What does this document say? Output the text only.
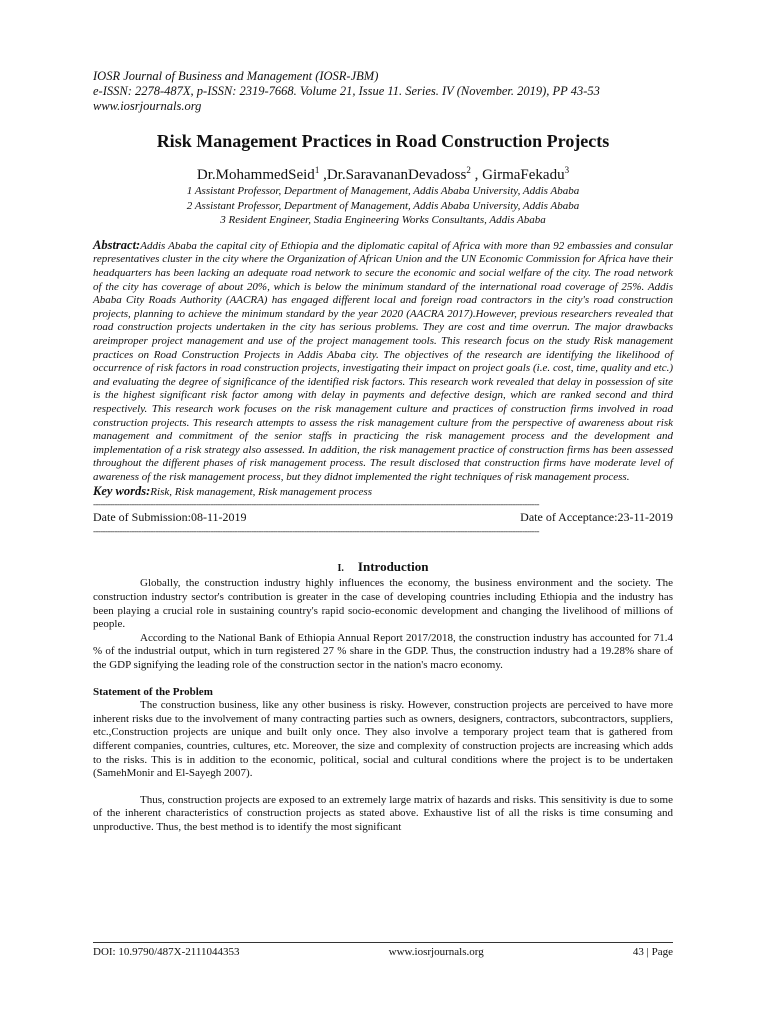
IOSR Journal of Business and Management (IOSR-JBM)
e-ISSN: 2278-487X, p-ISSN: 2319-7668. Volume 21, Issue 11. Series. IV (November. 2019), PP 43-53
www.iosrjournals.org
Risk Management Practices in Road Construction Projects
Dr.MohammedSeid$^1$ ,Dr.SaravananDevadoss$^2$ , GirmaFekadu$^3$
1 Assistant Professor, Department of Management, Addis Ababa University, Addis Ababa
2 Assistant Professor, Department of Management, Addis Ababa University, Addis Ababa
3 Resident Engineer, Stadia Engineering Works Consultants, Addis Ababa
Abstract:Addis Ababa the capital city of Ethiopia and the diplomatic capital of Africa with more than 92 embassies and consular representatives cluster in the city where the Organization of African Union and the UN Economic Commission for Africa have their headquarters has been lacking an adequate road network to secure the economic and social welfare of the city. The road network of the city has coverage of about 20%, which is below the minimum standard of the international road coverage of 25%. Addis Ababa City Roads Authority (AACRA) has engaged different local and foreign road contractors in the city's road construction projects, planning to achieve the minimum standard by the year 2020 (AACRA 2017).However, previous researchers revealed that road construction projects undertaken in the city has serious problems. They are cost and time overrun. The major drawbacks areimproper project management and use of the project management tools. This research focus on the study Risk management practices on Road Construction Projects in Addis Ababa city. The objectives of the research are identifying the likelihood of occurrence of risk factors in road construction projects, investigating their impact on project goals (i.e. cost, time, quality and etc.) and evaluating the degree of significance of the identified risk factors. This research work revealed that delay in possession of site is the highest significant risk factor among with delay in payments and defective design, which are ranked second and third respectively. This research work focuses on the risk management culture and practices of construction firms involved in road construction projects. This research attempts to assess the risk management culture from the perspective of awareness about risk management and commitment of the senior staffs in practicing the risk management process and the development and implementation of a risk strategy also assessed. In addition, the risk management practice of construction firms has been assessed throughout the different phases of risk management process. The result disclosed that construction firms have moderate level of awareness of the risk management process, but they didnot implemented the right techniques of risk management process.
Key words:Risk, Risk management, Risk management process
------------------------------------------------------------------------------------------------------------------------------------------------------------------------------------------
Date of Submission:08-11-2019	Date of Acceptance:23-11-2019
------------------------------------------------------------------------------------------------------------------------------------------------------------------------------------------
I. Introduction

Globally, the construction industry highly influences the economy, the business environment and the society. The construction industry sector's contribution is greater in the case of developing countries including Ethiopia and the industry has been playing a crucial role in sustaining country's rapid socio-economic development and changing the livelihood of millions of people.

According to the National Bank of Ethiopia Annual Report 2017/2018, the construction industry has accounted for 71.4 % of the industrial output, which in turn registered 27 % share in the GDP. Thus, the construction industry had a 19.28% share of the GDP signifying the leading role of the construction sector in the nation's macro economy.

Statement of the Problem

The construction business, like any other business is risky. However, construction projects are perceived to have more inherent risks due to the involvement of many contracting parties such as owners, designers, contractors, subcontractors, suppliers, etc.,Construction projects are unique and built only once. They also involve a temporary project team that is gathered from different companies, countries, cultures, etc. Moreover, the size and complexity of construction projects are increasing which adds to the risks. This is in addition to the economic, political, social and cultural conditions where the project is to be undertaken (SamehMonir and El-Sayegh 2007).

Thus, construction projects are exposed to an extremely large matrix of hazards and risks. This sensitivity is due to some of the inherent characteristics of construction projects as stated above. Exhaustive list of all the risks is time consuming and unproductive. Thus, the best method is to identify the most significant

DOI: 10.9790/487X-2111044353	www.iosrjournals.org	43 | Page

================

**EXERCISE DIRECTIONS**: Using the records above, pull out each line where the word "role" occurs.

**WRITTEN SOLUTION**:
Globally, the construction industry highly influences the economy, the business environment and the society. The construction industry sector's contribution is greater in the case of developing countries including Ethiopia and the industry has been playing a crucial role in sustaining country's rapid socio-economic development and changing the livelihood of millions of people.
According to the National Bank of Ethiopia Annual Report 2017/2018, the construction industry has accounted for 71.4 % of the industrial output, which in turn registered 27 % share in the GDP. Thus, the construction industry had a 19.28% share of the GDP signifying the leading role of the construction sector in the nation's macro economy.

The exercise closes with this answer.